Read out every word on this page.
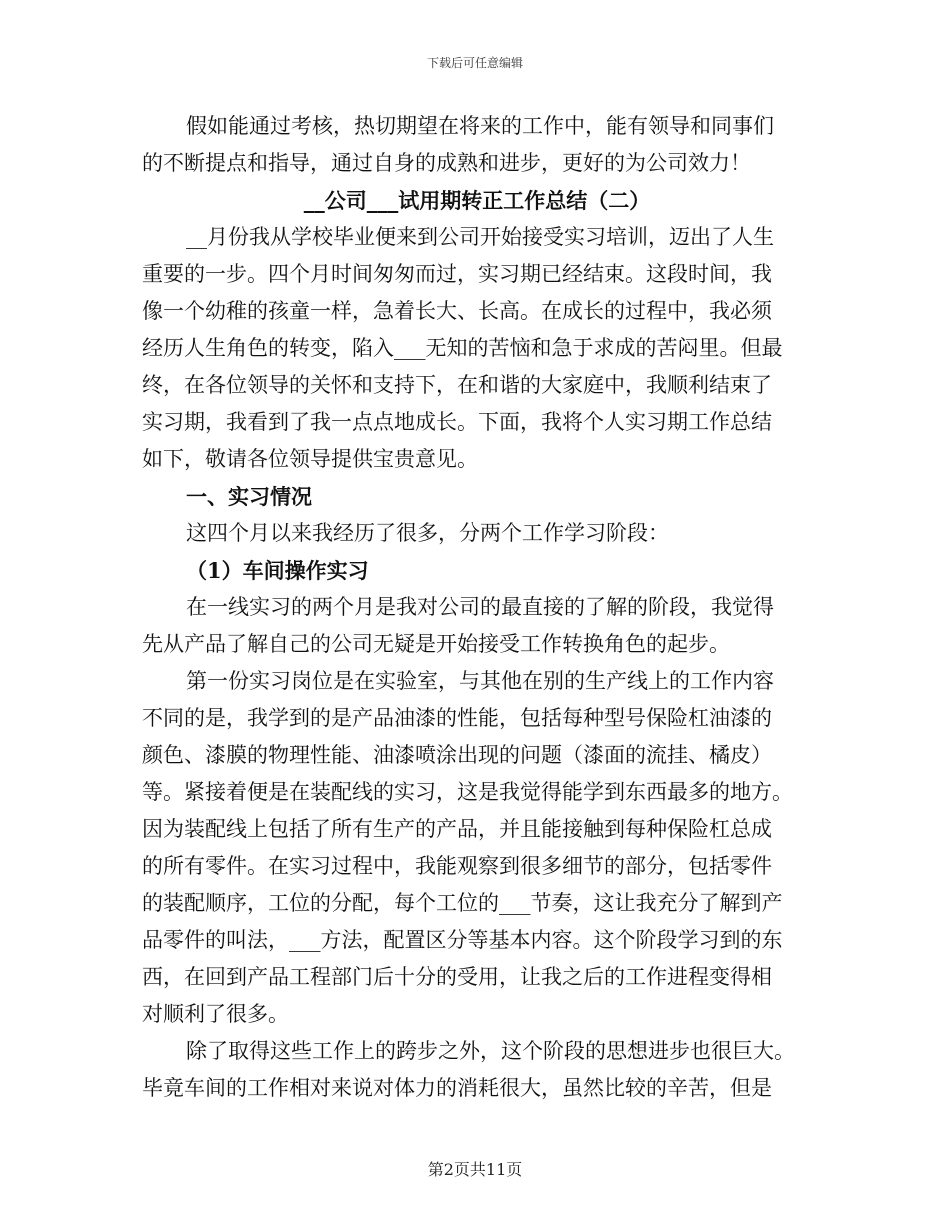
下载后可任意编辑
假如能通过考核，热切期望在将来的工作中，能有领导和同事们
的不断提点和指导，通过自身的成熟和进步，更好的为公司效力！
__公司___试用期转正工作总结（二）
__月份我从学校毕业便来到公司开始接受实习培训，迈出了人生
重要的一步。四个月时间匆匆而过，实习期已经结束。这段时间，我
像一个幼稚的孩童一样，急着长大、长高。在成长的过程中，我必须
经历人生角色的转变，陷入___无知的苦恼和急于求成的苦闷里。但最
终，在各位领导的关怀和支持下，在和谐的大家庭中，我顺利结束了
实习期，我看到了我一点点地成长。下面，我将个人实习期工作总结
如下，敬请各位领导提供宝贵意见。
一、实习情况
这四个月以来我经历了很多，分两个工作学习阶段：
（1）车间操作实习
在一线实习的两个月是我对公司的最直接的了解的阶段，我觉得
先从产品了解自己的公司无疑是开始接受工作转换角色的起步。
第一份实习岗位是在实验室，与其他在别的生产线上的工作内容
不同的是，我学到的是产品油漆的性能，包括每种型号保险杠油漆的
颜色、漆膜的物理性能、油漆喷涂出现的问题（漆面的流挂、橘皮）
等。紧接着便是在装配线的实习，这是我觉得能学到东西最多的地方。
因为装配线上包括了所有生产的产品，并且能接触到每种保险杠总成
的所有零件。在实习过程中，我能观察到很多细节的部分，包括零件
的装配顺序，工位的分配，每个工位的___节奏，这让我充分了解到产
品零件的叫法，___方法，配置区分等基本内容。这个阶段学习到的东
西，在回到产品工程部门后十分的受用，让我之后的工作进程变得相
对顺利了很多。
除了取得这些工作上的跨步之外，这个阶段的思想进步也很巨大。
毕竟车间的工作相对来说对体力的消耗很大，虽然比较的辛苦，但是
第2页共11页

---

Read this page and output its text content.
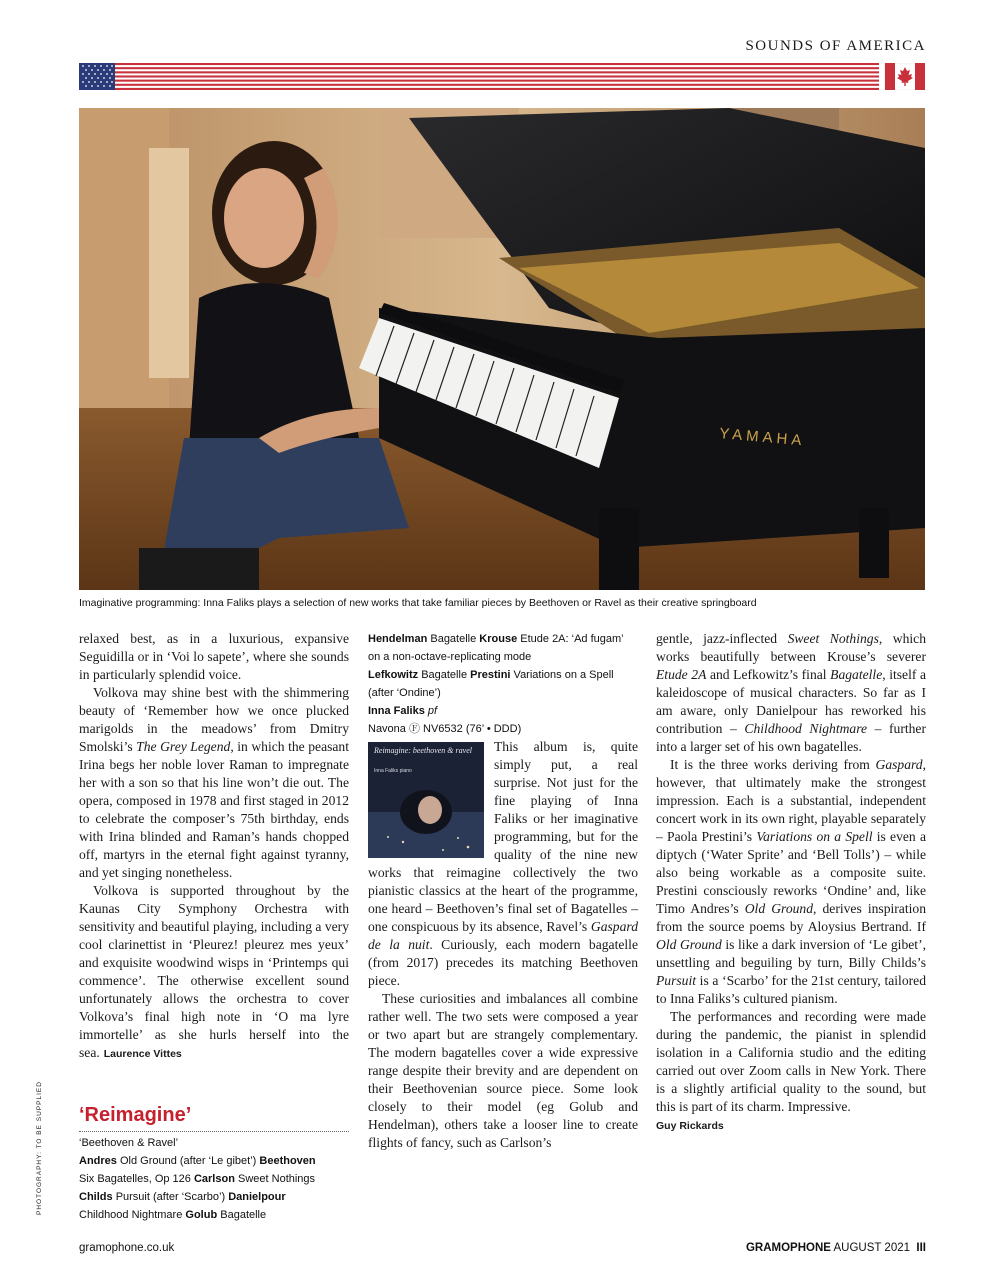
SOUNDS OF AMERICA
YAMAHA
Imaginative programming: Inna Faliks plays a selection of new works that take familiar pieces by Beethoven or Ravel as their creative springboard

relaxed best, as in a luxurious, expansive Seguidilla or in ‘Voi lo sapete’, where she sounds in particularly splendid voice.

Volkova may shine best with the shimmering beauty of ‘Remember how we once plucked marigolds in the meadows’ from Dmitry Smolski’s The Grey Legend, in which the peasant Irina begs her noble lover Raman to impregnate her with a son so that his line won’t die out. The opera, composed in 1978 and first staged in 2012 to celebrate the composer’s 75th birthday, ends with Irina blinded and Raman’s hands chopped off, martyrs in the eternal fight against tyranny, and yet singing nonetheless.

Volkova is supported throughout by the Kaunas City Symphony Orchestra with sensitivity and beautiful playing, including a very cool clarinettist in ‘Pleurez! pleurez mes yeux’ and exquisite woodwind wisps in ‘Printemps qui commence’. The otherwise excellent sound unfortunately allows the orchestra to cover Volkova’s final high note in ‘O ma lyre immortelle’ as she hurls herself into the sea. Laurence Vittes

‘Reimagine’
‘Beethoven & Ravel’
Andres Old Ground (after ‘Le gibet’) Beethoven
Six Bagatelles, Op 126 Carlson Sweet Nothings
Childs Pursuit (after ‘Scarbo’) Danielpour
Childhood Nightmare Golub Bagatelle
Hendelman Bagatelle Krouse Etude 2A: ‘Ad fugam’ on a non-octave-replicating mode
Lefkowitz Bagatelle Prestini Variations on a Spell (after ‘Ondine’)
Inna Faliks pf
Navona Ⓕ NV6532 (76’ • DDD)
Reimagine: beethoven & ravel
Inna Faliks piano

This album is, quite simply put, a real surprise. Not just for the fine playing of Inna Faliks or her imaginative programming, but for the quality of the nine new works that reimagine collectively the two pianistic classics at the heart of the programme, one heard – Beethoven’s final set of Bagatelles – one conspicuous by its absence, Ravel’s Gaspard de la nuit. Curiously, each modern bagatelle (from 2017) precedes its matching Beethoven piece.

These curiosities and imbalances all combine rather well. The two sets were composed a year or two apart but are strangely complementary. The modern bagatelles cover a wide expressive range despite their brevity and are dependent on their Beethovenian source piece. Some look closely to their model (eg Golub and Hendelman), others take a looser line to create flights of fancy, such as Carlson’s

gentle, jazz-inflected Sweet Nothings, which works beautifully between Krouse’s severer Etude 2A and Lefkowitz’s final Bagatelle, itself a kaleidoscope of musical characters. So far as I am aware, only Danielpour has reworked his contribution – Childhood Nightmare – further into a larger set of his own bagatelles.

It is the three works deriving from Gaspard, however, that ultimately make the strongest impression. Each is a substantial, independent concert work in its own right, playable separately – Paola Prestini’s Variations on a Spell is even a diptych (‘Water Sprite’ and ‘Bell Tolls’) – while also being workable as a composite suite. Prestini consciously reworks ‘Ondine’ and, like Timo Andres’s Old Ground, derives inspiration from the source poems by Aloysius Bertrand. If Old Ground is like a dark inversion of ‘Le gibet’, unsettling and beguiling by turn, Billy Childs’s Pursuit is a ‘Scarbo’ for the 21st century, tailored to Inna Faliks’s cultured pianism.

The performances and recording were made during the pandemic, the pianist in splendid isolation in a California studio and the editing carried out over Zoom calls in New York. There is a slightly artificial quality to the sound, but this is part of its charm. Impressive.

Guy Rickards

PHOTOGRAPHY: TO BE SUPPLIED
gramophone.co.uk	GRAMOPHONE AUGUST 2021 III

==

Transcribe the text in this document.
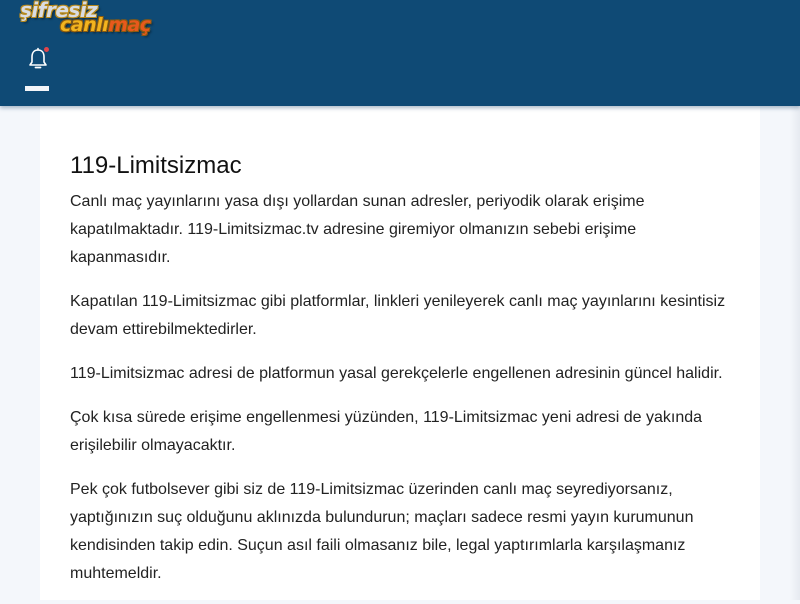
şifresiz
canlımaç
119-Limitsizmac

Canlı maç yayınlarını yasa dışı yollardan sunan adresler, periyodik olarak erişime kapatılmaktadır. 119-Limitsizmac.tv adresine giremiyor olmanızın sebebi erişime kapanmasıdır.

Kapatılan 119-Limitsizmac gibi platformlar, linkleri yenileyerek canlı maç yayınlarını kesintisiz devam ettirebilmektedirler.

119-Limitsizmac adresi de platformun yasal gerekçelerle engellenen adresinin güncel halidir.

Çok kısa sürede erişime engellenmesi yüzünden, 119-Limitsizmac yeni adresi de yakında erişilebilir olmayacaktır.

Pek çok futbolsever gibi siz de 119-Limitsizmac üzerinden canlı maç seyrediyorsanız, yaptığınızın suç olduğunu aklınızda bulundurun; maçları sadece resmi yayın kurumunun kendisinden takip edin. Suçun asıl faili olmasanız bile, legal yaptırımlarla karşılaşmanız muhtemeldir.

■ **PROBLEM DETAILS**:
Copy each line of the records containing the string "Childhood".

■ **OUTPUT OF THE EXERCISE**:
Childhood Nightmare Golub Bagatelle
gentle, jazz-inflected Sweet Nothings, which works beautifully between Krouse’s severer Etude 2A and Lefkowitz’s final Bagatelle, itself a kaleidoscope of musical characters. So far as I am aware, only Danielpour has reworked his contribution – Childhood Nightmare – further into a larger set of his own bagatelles.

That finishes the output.